* **WORK TO BE COMPLETED**:
Reproduce each of the following records word for word, keeping every line in its original order.

-- start --

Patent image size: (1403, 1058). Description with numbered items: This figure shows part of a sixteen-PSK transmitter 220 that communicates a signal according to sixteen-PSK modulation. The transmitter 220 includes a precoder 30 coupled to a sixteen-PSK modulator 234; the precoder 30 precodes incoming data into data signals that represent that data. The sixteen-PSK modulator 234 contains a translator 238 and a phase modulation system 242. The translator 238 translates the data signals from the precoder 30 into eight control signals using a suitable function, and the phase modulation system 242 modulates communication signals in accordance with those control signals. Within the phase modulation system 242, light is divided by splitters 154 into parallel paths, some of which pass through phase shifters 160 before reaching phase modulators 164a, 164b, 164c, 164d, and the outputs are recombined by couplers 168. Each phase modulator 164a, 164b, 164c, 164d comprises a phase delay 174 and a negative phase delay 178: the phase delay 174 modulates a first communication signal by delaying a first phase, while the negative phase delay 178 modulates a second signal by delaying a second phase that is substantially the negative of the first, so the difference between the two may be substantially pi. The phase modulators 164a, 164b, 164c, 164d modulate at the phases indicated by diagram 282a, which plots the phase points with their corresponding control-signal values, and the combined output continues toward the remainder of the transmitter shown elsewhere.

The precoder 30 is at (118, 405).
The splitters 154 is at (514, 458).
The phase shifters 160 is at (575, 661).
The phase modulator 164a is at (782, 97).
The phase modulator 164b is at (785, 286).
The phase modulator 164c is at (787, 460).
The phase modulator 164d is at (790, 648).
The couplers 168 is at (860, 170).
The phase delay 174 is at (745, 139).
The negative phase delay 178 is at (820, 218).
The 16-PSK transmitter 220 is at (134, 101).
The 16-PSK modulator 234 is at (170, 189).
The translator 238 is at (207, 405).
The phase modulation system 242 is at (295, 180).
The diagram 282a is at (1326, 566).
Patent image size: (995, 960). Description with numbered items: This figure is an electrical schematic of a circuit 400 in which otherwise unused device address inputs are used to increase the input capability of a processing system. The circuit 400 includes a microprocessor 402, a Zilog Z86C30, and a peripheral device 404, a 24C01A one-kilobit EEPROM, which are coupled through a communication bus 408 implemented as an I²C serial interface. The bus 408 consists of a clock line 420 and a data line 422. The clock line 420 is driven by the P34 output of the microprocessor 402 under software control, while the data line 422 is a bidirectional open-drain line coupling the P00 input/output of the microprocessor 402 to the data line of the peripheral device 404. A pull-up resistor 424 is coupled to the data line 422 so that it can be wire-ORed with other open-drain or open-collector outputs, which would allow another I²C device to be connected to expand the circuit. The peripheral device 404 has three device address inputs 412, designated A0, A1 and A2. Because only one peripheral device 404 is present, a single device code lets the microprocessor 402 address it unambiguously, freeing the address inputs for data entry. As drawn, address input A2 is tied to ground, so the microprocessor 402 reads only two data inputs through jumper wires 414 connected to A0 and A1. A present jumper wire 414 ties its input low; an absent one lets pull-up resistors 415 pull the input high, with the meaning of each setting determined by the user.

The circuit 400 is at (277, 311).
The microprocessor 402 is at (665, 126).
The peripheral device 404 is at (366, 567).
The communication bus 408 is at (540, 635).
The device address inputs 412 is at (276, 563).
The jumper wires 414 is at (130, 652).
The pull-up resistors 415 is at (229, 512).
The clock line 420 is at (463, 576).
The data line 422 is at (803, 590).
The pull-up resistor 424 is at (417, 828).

-- end --

* **OUTPUT FOR THIS EXERCISE**:
Patent image size: (1403, 1058). Description with numbered items: This figure shows part of a sixteen-PSK transmitter 220 that communicates a signal according to sixteen-PSK modulation. The transmitter 220 includes a precoder 30 coupled to a sixteen-PSK modulator 234; the precoder 30 precodes incoming data into data signals that represent that data. The sixteen-PSK modulator 234 contains a translator 238 and a phase modulation system 242. The translator 238 translates the data signals from the precoder 30 into eight control signals using a suitable function, and the phase modulation system 242 modulates communication signals in accordance with those control signals. Within the phase modulation system 242, light is divided by splitters 154 into parallel paths, some of which pass through phase shifters 160 before reaching phase modulators 164a, 164b, 164c, 164d, and the outputs are recombined by couplers 168. Each phase modulator 164a, 164b, 164c, 164d comprises a phase delay 174 and a negative phase delay 178: the phase delay 174 modulates a first communication signal by delaying a first phase, while the negative phase delay 178 modulates a second signal by delaying a second phase that is substantially the negative of the first, so the difference between the two may be substantially pi. The phase modulators 164a, 164b, 164c, 164d modulate at the phases indicated by diagram 282a, which plots the phase points with their corresponding control-signal values, and the combined output continues toward the remainder of the transmitter shown elsewhere.

The precoder 30 is at (118, 405).
The splitters 154 is at (514, 458).
The phase shifters 160 is at (575, 661).
The phase modulator 164a is at (782, 97).
The phase modulator 164b is at (785, 286).
The phase modulator 164c is at (787, 460).
The phase modulator 164d is at (790, 648).
The couplers 168 is at (860, 170).
The phase delay 174 is at (745, 139).
The negative phase delay 178 is at (820, 218).
The 16-PSK transmitter 220 is at (134, 101).
The 16-PSK modulator 234 is at (170, 189).
The translator 238 is at (207, 405).
The phase modulation system 242 is at (295, 180).
The diagram 282a is at (1326, 566).
Patent image size: (995, 960). Description with numbered items: This figure is an electrical schematic of a circuit 400 in which otherwise unused device address inputs are used to increase the input capability of a processing system. The circuit 400 includes a microprocessor 402, a Zilog Z86C30, and a peripheral device 404, a 24C01A one-kilobit EEPROM, which are coupled through a communication bus 408 implemented as an I²C serial interface. The bus 408 consists of a clock line 420 and a data line 422. The clock line 420 is driven by the P34 output of the microprocessor 402 under software control, while the data line 422 is a bidirectional open-drain line coupling the P00 input/output of the microprocessor 402 to the data line of the peripheral device 404. A pull-up resistor 424 is coupled to the data line 422 so that it can be wire-ORed with other open-drain or open-collector outputs, which would allow another I²C device to be connected to expand the circuit. The peripheral device 404 has three device address inputs 412, designated A0, A1 and A2. Because only one peripheral device 404 is present, a single device code lets the microprocessor 402 address it unambiguously, freeing the address inputs for data entry. As drawn, address input A2 is tied to ground, so the microprocessor 402 reads only two data inputs through jumper wires 414 connected to A0 and A1. A present jumper wire 414 ties its input low; an absent one lets pull-up resistors 415 pull the input high, with the meaning of each setting determined by the user.

The circuit 400 is at (277, 311).
The microprocessor 402 is at (665, 126).
The peripheral device 404 is at (366, 567).
The communication bus 408 is at (540, 635).
The device address inputs 412 is at (276, 563).
The jumper wires 414 is at (130, 652).
The pull-up resistors 415 is at (229, 512).
The clock line 420 is at (463, 576).
The data line 422 is at (803, 590).
The pull-up resistor 424 is at (417, 828).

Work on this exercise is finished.